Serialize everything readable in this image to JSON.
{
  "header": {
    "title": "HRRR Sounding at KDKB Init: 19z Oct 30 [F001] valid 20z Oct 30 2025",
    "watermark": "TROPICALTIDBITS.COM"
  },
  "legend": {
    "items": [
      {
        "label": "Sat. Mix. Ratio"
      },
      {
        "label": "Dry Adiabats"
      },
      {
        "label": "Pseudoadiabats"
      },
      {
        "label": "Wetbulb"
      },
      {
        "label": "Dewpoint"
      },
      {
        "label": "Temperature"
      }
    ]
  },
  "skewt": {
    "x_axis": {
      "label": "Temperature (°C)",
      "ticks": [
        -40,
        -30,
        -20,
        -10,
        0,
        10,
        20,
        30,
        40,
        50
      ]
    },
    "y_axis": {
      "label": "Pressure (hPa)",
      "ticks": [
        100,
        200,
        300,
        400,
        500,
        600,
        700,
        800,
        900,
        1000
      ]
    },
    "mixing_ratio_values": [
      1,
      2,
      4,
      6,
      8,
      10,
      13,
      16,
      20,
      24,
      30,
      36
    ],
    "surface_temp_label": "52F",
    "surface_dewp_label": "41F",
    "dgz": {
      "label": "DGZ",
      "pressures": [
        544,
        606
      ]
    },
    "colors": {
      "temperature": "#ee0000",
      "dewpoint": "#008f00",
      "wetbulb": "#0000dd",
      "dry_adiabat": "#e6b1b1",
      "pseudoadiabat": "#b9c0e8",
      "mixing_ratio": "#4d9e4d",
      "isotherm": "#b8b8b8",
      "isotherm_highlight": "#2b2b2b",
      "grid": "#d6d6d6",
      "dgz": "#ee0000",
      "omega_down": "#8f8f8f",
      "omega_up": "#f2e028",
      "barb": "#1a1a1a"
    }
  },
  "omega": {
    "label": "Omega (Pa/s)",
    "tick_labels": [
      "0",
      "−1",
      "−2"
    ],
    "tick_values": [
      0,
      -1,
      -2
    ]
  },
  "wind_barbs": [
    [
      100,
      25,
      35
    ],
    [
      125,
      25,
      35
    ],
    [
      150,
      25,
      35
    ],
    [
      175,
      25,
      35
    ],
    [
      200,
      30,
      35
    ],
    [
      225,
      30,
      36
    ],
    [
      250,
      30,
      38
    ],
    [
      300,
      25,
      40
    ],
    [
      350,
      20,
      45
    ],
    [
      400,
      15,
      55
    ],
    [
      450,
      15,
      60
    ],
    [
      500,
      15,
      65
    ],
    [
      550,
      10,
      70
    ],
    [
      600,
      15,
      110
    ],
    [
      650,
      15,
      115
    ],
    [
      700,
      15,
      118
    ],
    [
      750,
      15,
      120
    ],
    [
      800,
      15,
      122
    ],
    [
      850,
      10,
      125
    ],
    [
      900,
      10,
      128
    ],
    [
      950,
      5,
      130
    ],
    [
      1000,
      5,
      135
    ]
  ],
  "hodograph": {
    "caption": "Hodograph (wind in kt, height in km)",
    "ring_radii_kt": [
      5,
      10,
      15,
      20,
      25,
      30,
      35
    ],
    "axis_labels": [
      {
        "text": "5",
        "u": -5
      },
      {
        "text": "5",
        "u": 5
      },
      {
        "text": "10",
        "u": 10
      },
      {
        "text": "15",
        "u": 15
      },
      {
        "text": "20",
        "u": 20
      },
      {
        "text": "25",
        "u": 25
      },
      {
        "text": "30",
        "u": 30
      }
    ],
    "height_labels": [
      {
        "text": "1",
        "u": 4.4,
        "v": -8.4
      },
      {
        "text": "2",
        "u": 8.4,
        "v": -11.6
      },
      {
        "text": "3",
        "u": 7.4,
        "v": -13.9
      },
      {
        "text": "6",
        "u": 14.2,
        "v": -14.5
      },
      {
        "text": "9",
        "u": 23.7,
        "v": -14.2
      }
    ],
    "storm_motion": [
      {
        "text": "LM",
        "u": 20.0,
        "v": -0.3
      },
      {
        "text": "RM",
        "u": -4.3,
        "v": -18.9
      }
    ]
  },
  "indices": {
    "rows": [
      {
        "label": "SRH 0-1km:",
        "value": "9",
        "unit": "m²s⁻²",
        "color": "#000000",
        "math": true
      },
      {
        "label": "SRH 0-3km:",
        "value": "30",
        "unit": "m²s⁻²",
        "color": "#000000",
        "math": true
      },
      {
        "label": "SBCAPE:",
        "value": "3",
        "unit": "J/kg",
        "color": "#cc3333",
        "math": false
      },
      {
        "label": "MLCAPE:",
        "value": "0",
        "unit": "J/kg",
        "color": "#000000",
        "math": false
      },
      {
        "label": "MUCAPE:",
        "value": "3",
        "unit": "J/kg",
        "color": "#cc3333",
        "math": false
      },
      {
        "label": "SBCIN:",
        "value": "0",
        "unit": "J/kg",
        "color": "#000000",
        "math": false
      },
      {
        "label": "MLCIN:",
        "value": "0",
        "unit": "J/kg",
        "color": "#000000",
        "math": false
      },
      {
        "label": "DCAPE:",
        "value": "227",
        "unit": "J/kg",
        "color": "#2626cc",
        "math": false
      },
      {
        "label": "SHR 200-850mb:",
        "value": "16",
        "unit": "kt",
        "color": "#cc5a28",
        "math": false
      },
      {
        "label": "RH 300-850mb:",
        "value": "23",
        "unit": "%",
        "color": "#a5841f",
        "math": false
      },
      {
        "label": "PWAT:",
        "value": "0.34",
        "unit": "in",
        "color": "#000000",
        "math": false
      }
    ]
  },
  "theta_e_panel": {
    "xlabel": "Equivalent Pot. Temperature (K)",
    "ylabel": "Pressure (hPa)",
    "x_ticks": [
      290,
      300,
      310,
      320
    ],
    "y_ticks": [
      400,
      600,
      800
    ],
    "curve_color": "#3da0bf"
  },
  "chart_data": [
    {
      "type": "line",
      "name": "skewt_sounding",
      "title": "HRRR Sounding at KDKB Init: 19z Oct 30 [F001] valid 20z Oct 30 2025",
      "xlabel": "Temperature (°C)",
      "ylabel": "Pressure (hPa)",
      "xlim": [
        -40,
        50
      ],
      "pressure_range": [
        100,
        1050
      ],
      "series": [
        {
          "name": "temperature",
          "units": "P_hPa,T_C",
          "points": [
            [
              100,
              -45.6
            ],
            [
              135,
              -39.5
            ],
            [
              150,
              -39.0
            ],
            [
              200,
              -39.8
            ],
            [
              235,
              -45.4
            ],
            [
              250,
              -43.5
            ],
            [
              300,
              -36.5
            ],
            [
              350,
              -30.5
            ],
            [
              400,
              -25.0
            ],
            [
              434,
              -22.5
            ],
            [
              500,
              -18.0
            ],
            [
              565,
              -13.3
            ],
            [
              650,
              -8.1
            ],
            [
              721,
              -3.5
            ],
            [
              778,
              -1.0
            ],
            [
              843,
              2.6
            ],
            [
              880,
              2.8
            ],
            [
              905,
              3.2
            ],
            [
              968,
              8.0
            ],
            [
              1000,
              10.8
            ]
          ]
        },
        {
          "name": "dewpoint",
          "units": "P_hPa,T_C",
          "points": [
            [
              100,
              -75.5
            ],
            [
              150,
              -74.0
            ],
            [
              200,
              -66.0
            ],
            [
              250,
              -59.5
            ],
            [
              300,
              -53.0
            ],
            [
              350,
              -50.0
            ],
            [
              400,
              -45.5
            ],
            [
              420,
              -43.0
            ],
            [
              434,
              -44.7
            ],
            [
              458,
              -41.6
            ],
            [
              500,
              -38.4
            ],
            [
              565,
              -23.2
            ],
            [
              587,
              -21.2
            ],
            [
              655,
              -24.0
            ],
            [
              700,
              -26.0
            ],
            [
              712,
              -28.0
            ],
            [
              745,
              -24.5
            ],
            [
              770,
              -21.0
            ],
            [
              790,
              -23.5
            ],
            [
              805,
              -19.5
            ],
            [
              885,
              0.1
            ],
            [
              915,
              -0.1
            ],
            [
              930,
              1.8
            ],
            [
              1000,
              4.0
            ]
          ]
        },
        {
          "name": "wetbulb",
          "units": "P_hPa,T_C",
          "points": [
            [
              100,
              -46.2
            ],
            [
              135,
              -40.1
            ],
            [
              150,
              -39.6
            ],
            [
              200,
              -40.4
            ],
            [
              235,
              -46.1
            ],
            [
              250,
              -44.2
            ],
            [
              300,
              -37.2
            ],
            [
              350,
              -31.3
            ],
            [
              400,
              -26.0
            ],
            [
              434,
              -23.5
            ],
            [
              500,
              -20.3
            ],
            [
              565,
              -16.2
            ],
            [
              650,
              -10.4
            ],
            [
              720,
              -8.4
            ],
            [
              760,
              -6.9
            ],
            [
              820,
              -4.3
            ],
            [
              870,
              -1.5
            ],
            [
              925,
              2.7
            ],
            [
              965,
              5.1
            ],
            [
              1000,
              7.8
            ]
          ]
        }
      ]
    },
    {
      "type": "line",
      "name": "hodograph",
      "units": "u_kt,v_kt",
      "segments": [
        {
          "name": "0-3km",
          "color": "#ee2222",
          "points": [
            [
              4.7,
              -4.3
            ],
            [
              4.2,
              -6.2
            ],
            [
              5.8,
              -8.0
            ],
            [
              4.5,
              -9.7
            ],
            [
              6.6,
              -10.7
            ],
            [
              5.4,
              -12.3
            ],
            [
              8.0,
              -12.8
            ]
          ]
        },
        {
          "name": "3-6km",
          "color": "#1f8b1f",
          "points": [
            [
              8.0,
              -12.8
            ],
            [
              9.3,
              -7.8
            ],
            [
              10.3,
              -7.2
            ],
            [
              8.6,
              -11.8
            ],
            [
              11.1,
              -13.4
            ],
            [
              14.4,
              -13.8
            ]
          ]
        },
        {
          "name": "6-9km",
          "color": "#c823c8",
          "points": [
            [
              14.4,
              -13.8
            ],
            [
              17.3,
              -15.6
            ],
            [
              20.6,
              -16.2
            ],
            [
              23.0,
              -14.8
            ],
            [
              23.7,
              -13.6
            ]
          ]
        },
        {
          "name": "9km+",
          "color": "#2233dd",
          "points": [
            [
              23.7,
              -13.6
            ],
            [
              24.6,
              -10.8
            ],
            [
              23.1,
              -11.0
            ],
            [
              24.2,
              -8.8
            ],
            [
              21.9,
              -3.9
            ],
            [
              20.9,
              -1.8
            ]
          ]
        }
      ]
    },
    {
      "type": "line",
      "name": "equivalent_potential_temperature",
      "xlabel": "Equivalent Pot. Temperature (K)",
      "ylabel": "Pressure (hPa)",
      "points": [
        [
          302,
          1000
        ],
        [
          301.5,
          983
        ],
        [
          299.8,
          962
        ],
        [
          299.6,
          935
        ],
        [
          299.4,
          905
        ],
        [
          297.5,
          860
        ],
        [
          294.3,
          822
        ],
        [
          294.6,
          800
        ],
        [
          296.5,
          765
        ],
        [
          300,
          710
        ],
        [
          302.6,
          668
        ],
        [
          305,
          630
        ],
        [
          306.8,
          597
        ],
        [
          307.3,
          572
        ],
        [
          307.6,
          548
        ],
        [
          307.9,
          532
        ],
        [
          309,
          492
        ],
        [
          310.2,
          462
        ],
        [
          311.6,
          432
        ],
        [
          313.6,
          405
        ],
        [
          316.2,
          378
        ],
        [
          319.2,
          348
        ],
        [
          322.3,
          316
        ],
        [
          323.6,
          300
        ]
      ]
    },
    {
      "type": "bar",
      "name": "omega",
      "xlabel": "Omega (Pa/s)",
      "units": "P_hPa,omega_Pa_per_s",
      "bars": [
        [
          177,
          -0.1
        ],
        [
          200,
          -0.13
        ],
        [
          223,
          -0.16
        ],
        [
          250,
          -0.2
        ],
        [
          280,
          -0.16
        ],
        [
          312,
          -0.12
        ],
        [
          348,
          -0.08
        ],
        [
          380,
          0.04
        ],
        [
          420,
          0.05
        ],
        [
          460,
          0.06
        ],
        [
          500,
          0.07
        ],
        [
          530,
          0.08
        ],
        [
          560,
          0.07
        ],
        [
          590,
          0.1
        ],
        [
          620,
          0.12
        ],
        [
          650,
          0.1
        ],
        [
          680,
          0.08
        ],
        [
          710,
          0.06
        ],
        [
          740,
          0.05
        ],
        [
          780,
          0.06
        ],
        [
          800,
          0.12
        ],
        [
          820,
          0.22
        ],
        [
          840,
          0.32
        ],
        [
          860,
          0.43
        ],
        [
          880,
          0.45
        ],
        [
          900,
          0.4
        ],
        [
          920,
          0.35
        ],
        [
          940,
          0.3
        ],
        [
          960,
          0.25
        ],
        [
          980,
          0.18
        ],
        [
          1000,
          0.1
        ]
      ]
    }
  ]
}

====

**TASK DIRECTIONS**
Give only the number of lines that include the word "name".

**RESPONSE BELOW**
11